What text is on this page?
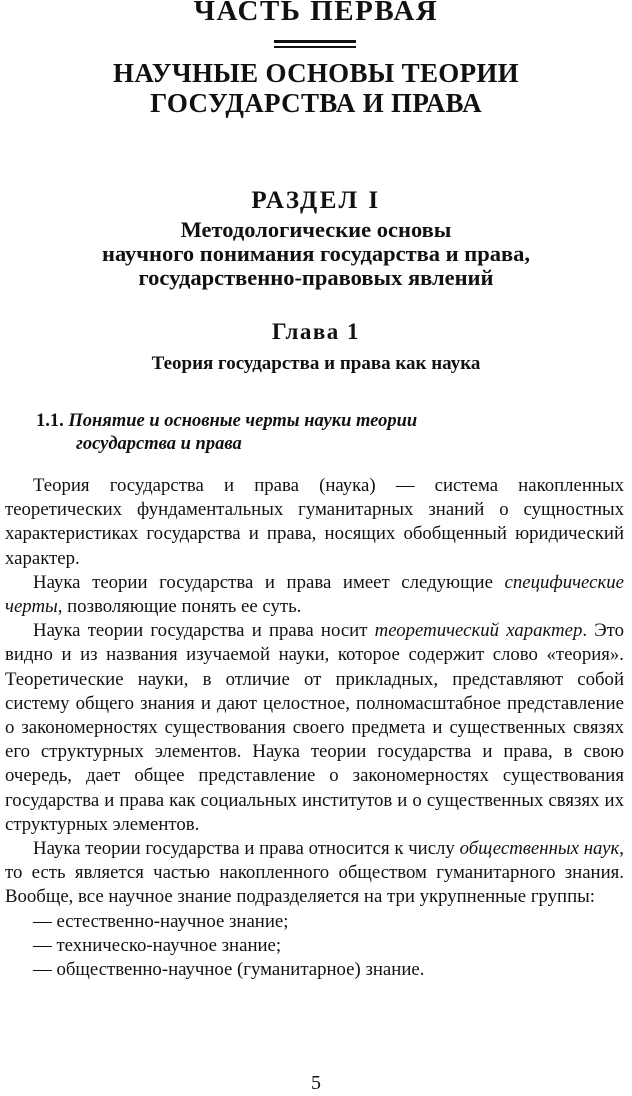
ЧАСТЬ ПЕРВАЯ
НАУЧНЫЕ ОСНОВЫ ТЕОРИИ
ГОСУДАРСТВА И ПРАВА
РАЗДЕЛ I
Методологические основы
научного понимания государства и права,
государственно-правовых явлений
Глава 1
Теория государства и права как наука
1.1. Понятие и основные черты науки теории
государства и права

Теория государства и права (наука) — система накопленных теоретических фундаментальных гуманитарных знаний о сущностных характеристиках государства и права, носящих обобщенный юридический характер.

Наука теории государства и права имеет следующие специфические черты, позволяющие понять ее суть.

Наука теории государства и права носит теоретический характер. Это видно и из названия изучаемой науки, которое содержит слово «теория». Теоретические науки, в отличие от прикладных, представляют собой систему общего знания и дают целостное, полномасштабное представление о закономерностях существования своего предмета и существенных связях его структурных элементов. Наука теории государства и права, в свою очередь, дает общее представление о закономерностях существования государства и права как социальных институтов и о существенных связях их структурных элементов.

Наука теории государства и права относится к числу общественных наук, то есть является частью накопленного обществом гуманитарного знания. Вообще, все научное знание подразделяется на три укрупненные группы:

— естественно-научное знание;

— техническо-научное знание;

— общественно-научное (гуманитарное) знание.

5
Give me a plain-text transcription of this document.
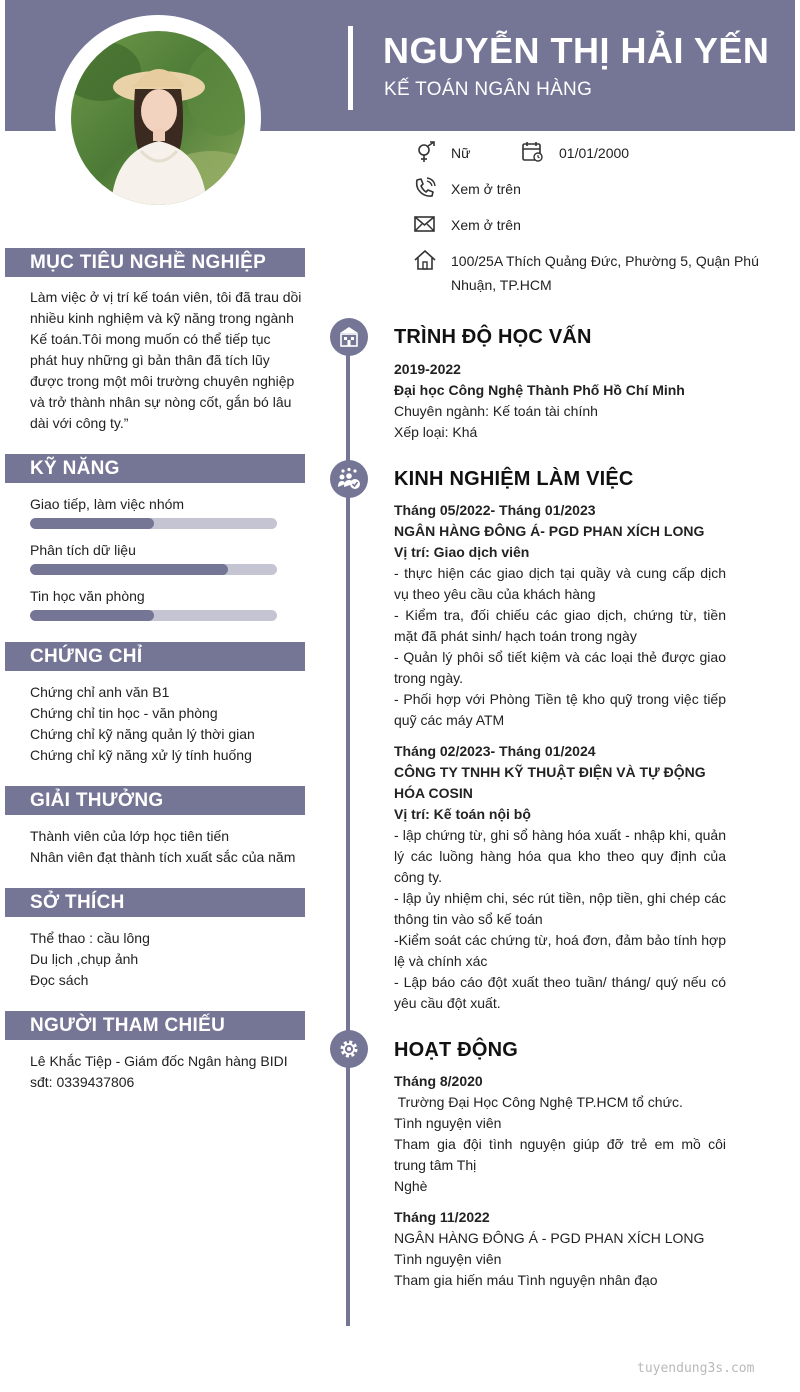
NGUYỄN THỊ HẢI YẾN
KẾ TOÁN NGÂN HÀNG
Nữ	01/01/2000
Xem ở trên
Xem ở trên
100/25A Thích Quảng Đức, Phường 5, Quận Phú
Nhuận, TP.HCM
MỤC TIÊU NGHỀ NGHIỆP
Làm việc ở vị trí kế toán viên, tôi đã trau dồi
nhiều kinh nghiệm và kỹ năng trong ngành
Kế toán.Tôi mong muốn có thể tiếp tục
phát huy những gì bản thân đã tích lũy
được trong một môi trường chuyên nghiệp
và trở thành nhân sự nòng cốt, gắn bó lâu
dài với công ty.”
KỸ NĂNG
Giao tiếp, làm việc nhóm
Phân tích dữ liệu
Tin học văn phòng
CHỨNG CHỈ
Chứng chỉ anh văn B1
Chứng chỉ tin học - văn phòng
Chứng chỉ kỹ năng quản lý thời gian
Chứng chỉ kỹ năng xử lý tính huống
GIẢI THƯỞNG
Thành viên của lớp học tiên tiến
Nhân viên đạt thành tích xuất sắc của năm
SỞ THÍCH
Thể thao : cầu lông
Du lịch ,chụp ảnh
Đọc sách
NGƯỜI THAM CHIẾU
Lê Khắc Tiệp - Giám đốc Ngân hàng BIDI
sđt: 0339437806
TRÌNH ĐỘ HỌC VẤN
2019-2022
Đại học Công Nghệ Thành Phố Hồ Chí Minh
Chuyên ngành: Kế toán tài chính
Xếp loại: Khá
KINH NGHIỆM LÀM VIỆC
Tháng 05/2022- Tháng 01/2023
NGÂN HÀNG ĐÔNG Á- PGD PHAN XÍCH LONG
Vị trí: Giao dịch viên
- thực hiện các giao dịch tại quầy và cung cấp dịch vụ theo yêu cầu của khách hàng
- Kiểm tra, đối chiếu các giao dịch, chứng từ, tiền mặt đã phát sinh/ hạch toán trong ngày
- Quản lý phôi sổ tiết kiệm và các loại thẻ được giao trong ngày.
- Phối hợp với Phòng Tiền tệ kho quỹ trong việc tiếp quỹ các máy ATM
Tháng 02/2023- Tháng 01/2024
CÔNG TY TNHH KỸ THUẬT ĐIỆN VÀ TỰ ĐỘNG HÓA COSIN
Vị trí: Kế toán nội bộ
- lập chứng từ, ghi sổ hàng hóa xuất - nhập khi, quản lý các luồng hàng hóa qua kho theo quy định của công ty.
- lập ủy nhiệm chi, séc rút tiền, nộp tiền, ghi chép các thông tin vào sổ kế toán
-Kiểm soát các chứng từ, hoá đơn, đảm bảo tính hợp lệ và chính xác
- Lập báo cáo đột xuất theo tuần/ tháng/ quý nếu có yêu cầu đột xuất.
HOẠT ĐỘNG
Tháng 8/2020
Trường Đại Học Công Nghệ TP.HCM tổ chức.
Tình nguyện viên
Tham gia đội tình nguyện giúp đỡ trẻ em mồ côi trung tâm Thị
Nghè
Tháng 11/2022
NGÂN HÀNG ĐÔNG Á - PGD PHAN XÍCH LONG
Tình nguyện viên
Tham gia hiến máu Tình nguyện nhân đạo
tuyendung3s.com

^^^^^^^^

Stated task: Write out all the entries word for word, but skip any images.

In response:
What text is on this page?
ЧАСТЬ ПЕРВАЯ
НАУЧНЫЕ ОСНОВЫ ТЕОРИИ
ГОСУДАРСТВА И ПРАВА
РАЗДЕЛ I
Методологические основы
научного понимания государства и права,
государственно-правовых явлений
Глава 1
Теория государства и права как наука
1.1. Понятие и основные черты науки теории
государства и права

Теория государства и права (наука) — система накопленных теоретических фундаментальных гуманитарных знаний о сущностных характеристиках государства и права, носящих обобщенный юридический характер.

Наука теории государства и права имеет следующие специфические черты, позволяющие понять ее суть.

Наука теории государства и права носит теоретический характер. Это видно и из названия изучаемой науки, которое содержит слово «теория». Теоретические науки, в отличие от прикладных, представляют собой систему общего знания и дают целостное, полномасштабное представление о закономерностях существования своего предмета и существенных связях его структурных элементов. Наука теории государства и права, в свою очередь, дает общее представление о закономерностях существования государства и права как социальных институтов и о существенных связях их структурных элементов.

Наука теории государства и права относится к числу общественных наук, то есть является частью накопленного обществом гуманитарного знания. Вообще, все научное знание подразделяется на три укрупненные группы:

— естественно-научное знание;

— техническо-научное знание;

— общественно-научное (гуманитарное) знание.

5
Give me a plain-text transcription of this document.
NGUYỄN THỊ HẢI YẾN
KẾ TOÁN NGÂN HÀNG
Nữ	01/01/2000
Xem ở trên
Xem ở trên
100/25A Thích Quảng Đức, Phường 5, Quận Phú
Nhuận, TP.HCM
MỤC TIÊU NGHỀ NGHIỆP
Làm việc ở vị trí kế toán viên, tôi đã trau dồi
nhiều kinh nghiệm và kỹ năng trong ngành
Kế toán.Tôi mong muốn có thể tiếp tục
phát huy những gì bản thân đã tích lũy
được trong một môi trường chuyên nghiệp
và trở thành nhân sự nòng cốt, gắn bó lâu
dài với công ty.”
KỸ NĂNG
Giao tiếp, làm việc nhóm
Phân tích dữ liệu
Tin học văn phòng
CHỨNG CHỈ
Chứng chỉ anh văn B1
Chứng chỉ tin học - văn phòng
Chứng chỉ kỹ năng quản lý thời gian
Chứng chỉ kỹ năng xử lý tính huống
GIẢI THƯỞNG
Thành viên của lớp học tiên tiến
Nhân viên đạt thành tích xuất sắc của năm
SỞ THÍCH
Thể thao : cầu lông
Du lịch ,chụp ảnh
Đọc sách
NGƯỜI THAM CHIẾU
Lê Khắc Tiệp - Giám đốc Ngân hàng BIDI
sđt: 0339437806
TRÌNH ĐỘ HỌC VẤN
2019-2022
Đại học Công Nghệ Thành Phố Hồ Chí Minh
Chuyên ngành: Kế toán tài chính
Xếp loại: Khá
KINH NGHIỆM LÀM VIỆC
Tháng 05/2022- Tháng 01/2023
NGÂN HÀNG ĐÔNG Á- PGD PHAN XÍCH LONG
Vị trí: Giao dịch viên
- thực hiện các giao dịch tại quầy và cung cấp dịch vụ theo yêu cầu của khách hàng
- Kiểm tra, đối chiếu các giao dịch, chứng từ, tiền mặt đã phát sinh/ hạch toán trong ngày
- Quản lý phôi sổ tiết kiệm và các loại thẻ được giao trong ngày.
- Phối hợp với Phòng Tiền tệ kho quỹ trong việc tiếp quỹ các máy ATM
Tháng 02/2023- Tháng 01/2024
CÔNG TY TNHH KỸ THUẬT ĐIỆN VÀ TỰ ĐỘNG HÓA COSIN
Vị trí: Kế toán nội bộ
- lập chứng từ, ghi sổ hàng hóa xuất - nhập khi, quản lý các luồng hàng hóa qua kho theo quy định của công ty.
- lập ủy nhiệm chi, séc rút tiền, nộp tiền, ghi chép các thông tin vào sổ kế toán
-Kiểm soát các chứng từ, hoá đơn, đảm bảo tính hợp lệ và chính xác
- Lập báo cáo đột xuất theo tuần/ tháng/ quý nếu có yêu cầu đột xuất.
HOẠT ĐỘNG
Tháng 8/2020
Trường Đại Học Công Nghệ TP.HCM tổ chức.
Tình nguyện viên
Tham gia đội tình nguyện giúp đỡ trẻ em mồ côi trung tâm Thị
Nghè
Tháng 11/2022
NGÂN HÀNG ĐÔNG Á - PGD PHAN XÍCH LONG
Tình nguyện viên
Tham gia hiến máu Tình nguyện nhân đạo
tuyendung3s.com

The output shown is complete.